── INPUT ROWS ──

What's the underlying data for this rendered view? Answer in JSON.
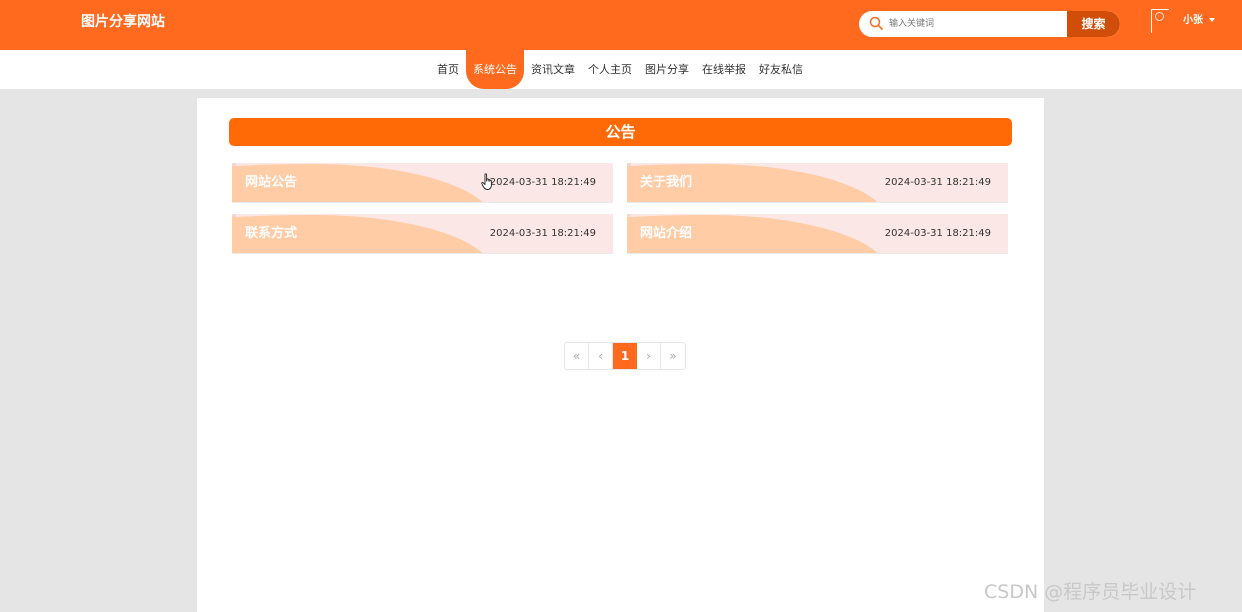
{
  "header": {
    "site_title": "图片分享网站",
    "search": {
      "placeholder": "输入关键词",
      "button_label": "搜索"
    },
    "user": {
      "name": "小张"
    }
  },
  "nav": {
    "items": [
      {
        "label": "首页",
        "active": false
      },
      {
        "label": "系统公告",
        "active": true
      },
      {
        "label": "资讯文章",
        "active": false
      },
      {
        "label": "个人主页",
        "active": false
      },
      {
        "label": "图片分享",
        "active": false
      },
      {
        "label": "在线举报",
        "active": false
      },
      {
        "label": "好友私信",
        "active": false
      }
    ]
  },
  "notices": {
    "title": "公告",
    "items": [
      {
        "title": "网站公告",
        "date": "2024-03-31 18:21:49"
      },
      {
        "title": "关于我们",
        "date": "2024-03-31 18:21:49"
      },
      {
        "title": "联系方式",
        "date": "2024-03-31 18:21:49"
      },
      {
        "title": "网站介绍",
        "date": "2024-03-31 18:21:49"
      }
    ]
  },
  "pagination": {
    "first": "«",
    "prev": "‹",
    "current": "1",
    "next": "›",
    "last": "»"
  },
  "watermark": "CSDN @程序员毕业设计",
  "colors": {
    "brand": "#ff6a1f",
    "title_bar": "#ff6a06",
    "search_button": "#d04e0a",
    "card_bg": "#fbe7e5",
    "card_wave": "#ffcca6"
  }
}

───
── INPUT ROWS ──

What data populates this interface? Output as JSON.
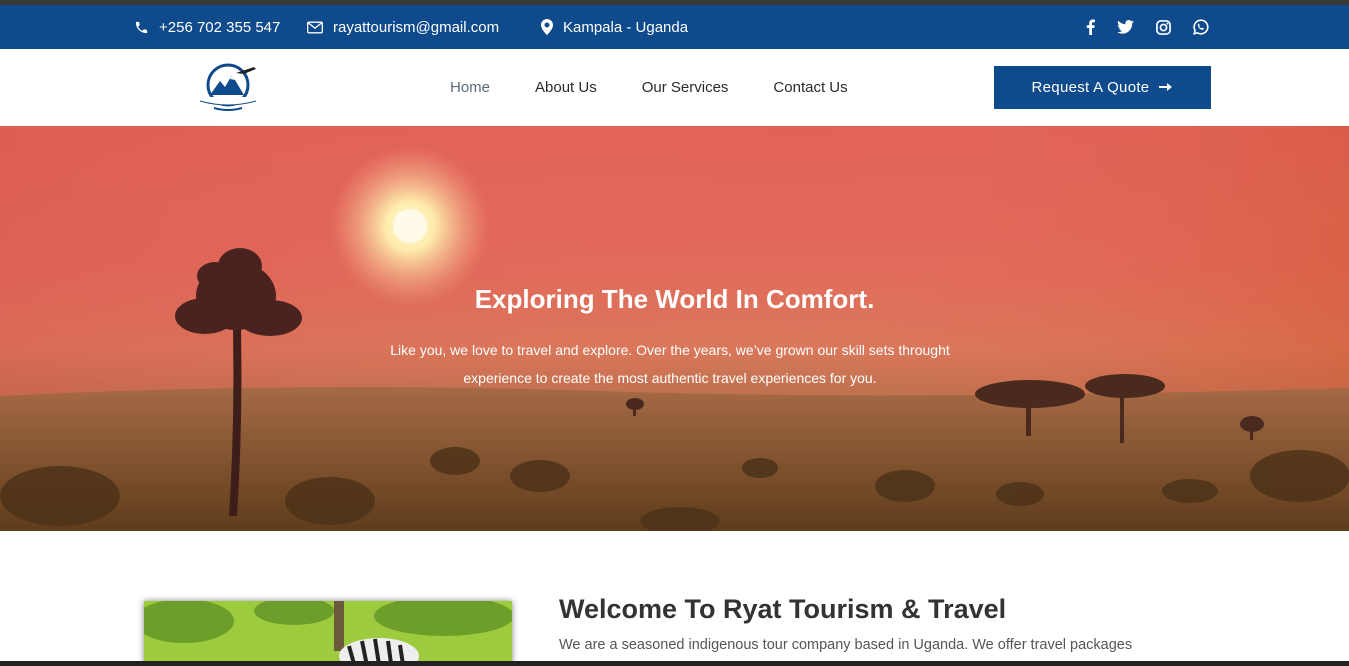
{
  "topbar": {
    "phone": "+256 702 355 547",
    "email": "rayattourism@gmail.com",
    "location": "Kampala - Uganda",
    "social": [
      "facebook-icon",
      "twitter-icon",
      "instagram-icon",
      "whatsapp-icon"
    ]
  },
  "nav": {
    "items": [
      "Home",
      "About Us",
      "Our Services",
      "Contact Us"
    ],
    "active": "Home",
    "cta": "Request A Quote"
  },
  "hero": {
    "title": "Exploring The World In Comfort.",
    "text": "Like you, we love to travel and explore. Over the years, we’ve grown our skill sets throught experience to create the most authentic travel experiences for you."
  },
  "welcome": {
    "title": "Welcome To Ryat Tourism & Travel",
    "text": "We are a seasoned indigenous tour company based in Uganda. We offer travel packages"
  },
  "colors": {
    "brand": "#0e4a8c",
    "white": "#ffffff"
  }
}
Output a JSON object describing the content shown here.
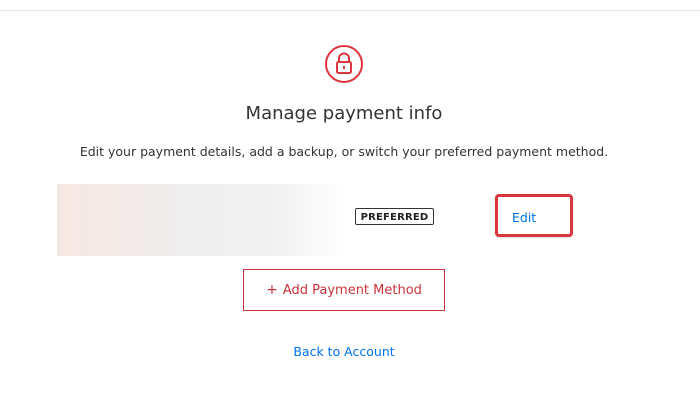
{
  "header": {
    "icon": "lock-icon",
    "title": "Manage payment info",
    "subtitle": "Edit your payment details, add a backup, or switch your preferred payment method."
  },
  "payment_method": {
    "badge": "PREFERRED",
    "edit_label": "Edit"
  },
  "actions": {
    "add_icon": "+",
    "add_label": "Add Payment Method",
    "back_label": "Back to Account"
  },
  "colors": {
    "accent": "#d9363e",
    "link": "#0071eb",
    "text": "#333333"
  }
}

───
── INPUT ROWS ──

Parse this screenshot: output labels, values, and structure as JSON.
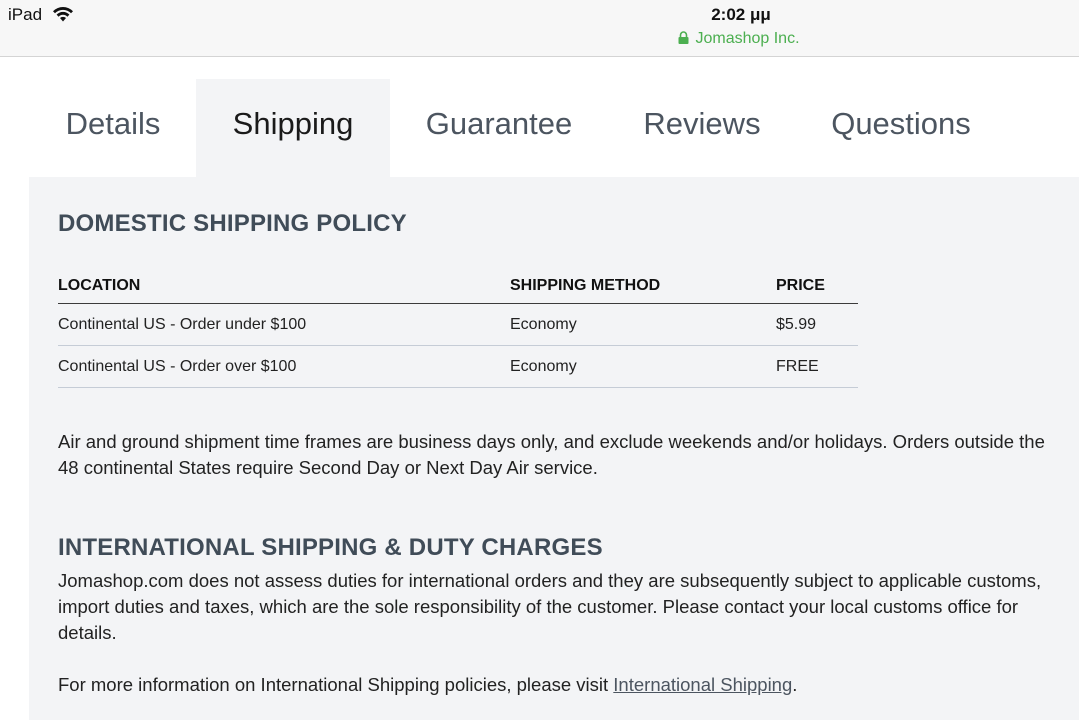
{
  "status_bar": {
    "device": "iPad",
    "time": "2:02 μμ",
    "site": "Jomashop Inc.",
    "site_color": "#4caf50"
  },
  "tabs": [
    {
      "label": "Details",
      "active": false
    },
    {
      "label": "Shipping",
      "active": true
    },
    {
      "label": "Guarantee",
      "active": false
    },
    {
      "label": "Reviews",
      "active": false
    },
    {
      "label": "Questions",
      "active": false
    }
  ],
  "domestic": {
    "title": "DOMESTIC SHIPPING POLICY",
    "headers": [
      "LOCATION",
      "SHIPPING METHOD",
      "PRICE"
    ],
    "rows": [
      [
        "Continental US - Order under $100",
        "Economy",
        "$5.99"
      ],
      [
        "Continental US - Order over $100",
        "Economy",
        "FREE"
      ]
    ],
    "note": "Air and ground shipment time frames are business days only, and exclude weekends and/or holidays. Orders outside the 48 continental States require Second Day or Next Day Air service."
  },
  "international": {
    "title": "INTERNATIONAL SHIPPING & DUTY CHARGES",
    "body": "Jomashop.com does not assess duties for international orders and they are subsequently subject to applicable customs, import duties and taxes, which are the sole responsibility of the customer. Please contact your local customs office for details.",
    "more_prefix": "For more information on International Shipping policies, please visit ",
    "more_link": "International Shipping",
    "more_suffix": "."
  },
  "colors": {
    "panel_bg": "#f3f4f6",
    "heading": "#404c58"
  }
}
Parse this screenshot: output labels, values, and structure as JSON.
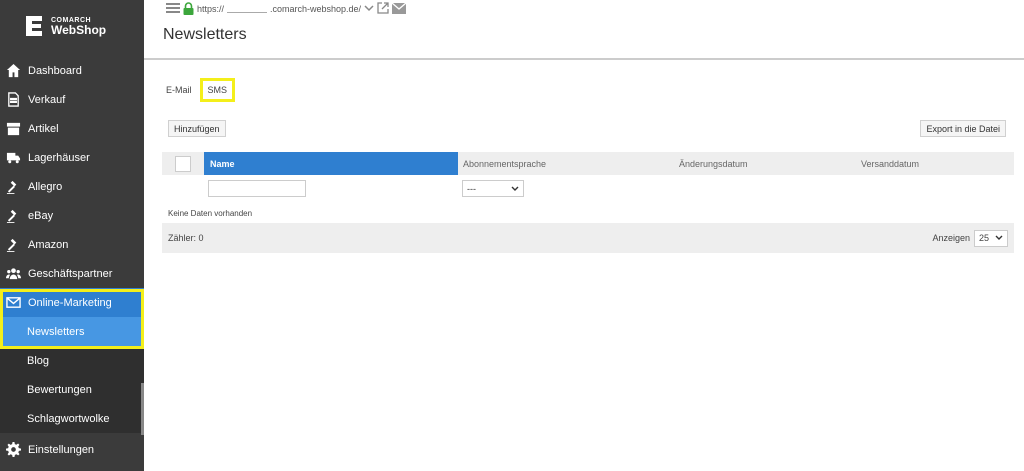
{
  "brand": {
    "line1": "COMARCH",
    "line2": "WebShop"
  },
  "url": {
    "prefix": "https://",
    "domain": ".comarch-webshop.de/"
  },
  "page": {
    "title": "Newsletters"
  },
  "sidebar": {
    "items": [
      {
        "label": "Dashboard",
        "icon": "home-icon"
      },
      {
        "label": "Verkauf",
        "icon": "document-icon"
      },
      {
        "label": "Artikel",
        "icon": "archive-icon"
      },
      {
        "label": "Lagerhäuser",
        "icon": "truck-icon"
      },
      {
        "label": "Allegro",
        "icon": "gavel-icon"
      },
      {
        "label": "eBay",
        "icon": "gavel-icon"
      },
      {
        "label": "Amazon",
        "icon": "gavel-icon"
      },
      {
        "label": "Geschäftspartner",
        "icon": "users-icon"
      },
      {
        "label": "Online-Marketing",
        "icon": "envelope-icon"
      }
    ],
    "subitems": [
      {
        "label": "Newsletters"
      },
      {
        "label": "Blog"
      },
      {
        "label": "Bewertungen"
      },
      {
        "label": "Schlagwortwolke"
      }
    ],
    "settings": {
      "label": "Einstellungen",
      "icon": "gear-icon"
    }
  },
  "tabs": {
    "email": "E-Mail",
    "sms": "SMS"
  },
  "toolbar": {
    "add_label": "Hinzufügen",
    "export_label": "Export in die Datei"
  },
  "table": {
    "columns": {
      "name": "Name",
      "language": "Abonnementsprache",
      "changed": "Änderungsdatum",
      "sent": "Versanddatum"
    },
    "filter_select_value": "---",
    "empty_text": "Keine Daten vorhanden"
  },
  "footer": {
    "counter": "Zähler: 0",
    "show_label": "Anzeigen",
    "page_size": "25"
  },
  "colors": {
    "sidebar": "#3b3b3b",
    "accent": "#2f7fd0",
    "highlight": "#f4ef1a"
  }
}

───

WHAT TO WORK ON: Go through the listing above and work out how many lines contain the string "Jomashop". Reply with the number alone.

RESPONSE TO THIS TASK: 2